• **Consegna data 1**:
Riscrivi fedelmente le righe dei record dall'inizio dei record fino alla riga che contiene "logo: ACLU bbox=[0, 703, 94, 789]", comprese entrambe le estremità.

• **Estratto da leggere**:
········

Riflettiamoci , perché avverrà nel giro di pochi anni.
La
crisi polisistemica, di per sé, non è ora superabile o affrontabile. Non
ne abbiamo ancora la piena consapevolezza e le capacità concettuali necessarie.
Non è pensabile, affrontarle e superarle separatamente, una alla volta.
Si
può e si deve individuarne una causa prima comune, se si ritiene che vi sia.
C’è
e quindi possiamo farci qualcosa.
Quello
che si può fare e che s’impone da subito, è la messa in discussione e la
costruzione di un’alternativa alla causa
principale all’origine di tutte le crisi :
lo
sfruttamento a fini del maggior profitto immediato possibile, della Natura
,delle risorse del pianeta e delle popolazioni, da parte del capitalismo
neoliberista.

········

• **Record archiviati**:
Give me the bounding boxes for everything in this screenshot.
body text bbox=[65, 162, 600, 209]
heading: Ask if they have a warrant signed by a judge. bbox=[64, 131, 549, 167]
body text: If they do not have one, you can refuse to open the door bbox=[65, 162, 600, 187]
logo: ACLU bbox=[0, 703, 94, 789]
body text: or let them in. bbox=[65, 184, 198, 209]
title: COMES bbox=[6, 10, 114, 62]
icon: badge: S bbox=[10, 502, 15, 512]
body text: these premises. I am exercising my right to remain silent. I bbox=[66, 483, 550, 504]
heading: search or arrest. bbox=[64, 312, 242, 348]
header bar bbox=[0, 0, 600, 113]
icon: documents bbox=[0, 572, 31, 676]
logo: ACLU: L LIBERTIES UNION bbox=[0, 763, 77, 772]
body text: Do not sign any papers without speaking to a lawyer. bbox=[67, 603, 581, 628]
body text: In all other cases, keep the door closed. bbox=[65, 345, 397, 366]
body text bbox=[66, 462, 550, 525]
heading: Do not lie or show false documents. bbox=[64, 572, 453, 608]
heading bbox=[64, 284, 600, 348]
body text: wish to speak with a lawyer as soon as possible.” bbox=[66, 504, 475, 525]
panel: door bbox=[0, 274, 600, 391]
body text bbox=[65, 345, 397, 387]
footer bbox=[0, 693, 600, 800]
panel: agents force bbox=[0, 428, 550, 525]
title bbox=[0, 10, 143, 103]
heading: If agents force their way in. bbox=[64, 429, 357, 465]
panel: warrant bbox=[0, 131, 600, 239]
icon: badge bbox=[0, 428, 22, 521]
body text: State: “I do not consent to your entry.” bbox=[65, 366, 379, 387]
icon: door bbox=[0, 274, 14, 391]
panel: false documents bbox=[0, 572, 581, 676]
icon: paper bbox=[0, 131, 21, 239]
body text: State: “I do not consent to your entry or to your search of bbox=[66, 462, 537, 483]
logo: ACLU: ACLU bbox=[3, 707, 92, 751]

········

• **Consegna data 2**:
Rispondi a queste domande sull'estratto da leggere:
(a) Entro quanto tempo, secondo l'estratto, avverrà ciò su cui invita a riflettere?
(b) In che modo l'estratto dice che non è pensabile affrontare e superare le crisi?
(c) Da parte di chi avviene lo sfruttamento indicato come causa principale di tutte le crisi?

• **Risposta completa 1**:
Give me the bounding boxes for everything in this screenshot.
body text bbox=[65, 162, 600, 209]
heading: Ask if they have a warrant signed by a judge. bbox=[64, 131, 549, 167]
body text: If they do not have one, you can refuse to open the door bbox=[65, 162, 600, 187]
logo: ACLU bbox=[0, 703, 94, 789]

• **Risposta completa 2**:
(a) Nel giro di pochi anni.
(b) Separatamente, una alla volta.
(c) Da parte del capitalismo neoliberista.